(Data entries)
>> Start

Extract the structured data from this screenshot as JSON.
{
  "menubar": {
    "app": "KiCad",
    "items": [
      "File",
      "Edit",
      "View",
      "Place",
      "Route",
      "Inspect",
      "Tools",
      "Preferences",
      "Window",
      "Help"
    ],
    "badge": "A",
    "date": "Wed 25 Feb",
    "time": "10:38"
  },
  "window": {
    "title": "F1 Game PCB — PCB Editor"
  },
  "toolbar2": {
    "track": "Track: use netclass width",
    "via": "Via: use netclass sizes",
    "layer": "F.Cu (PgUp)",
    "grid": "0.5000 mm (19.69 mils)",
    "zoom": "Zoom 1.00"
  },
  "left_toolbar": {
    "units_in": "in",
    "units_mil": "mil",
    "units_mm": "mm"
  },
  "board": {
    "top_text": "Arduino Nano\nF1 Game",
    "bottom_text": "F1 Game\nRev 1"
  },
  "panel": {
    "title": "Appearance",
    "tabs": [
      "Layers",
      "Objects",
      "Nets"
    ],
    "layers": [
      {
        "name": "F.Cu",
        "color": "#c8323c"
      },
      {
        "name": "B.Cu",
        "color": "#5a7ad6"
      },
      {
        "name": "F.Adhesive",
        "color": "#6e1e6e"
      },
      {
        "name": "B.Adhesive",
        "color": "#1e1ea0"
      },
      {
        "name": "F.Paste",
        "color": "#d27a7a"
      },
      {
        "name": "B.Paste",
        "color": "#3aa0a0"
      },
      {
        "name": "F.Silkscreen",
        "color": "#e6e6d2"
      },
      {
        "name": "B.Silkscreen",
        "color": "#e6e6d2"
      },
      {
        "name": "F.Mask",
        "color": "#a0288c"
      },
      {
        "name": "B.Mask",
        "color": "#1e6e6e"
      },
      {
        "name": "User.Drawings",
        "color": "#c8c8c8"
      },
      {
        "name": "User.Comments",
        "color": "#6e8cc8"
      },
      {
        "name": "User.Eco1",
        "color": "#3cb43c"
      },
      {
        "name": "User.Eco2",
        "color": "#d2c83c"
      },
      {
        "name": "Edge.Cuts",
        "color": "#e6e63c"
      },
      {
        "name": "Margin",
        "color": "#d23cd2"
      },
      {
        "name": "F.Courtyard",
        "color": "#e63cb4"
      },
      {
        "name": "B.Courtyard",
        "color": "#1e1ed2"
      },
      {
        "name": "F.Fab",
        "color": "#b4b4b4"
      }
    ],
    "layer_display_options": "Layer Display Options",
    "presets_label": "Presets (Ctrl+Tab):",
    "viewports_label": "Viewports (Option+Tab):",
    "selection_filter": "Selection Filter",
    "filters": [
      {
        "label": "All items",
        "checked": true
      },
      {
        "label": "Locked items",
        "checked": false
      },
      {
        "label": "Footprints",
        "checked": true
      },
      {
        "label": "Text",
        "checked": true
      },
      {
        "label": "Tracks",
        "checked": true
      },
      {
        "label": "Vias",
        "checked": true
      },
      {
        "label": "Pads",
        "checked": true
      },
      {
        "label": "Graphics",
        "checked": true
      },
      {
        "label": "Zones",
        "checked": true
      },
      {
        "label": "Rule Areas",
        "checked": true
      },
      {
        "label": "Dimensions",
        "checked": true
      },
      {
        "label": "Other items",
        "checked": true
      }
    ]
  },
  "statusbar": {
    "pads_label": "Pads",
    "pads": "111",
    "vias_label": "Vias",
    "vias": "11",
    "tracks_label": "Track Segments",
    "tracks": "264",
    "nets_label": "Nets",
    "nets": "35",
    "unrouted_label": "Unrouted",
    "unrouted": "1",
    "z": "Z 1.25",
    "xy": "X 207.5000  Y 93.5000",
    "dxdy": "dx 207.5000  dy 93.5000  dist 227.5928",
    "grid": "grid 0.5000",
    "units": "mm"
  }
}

>> End

• _Written problem_: Show each line in the entries that holds the string "Game".

• _Complete answer_:
    "title": "F1 Game PCB — PCB Editor"
    "top_text": "Arduino Nano\nF1 Game",
    "bottom_text": "F1 Game\nRev 1"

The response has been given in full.